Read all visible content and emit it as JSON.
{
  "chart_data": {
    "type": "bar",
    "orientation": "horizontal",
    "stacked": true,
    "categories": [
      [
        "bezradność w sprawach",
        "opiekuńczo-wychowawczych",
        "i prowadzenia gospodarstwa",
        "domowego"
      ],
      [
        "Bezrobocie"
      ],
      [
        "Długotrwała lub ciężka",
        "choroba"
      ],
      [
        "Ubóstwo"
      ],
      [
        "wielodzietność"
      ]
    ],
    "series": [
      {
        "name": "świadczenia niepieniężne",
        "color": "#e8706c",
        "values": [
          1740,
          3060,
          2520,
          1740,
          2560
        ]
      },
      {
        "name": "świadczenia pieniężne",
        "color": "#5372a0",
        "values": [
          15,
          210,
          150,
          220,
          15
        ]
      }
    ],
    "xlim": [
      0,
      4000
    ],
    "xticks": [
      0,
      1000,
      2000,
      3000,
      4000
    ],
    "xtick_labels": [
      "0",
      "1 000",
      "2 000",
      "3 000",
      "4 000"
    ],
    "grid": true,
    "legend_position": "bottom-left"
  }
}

━━━━━━━━━━

▶ WORK INSTRUCTIONS
Consider the entries above and return each line with the string "name".

▶ EXERCISE SOLUTION
        "name": "świadczenia niepieniężne",
        "name": "świadczenia pieniężne",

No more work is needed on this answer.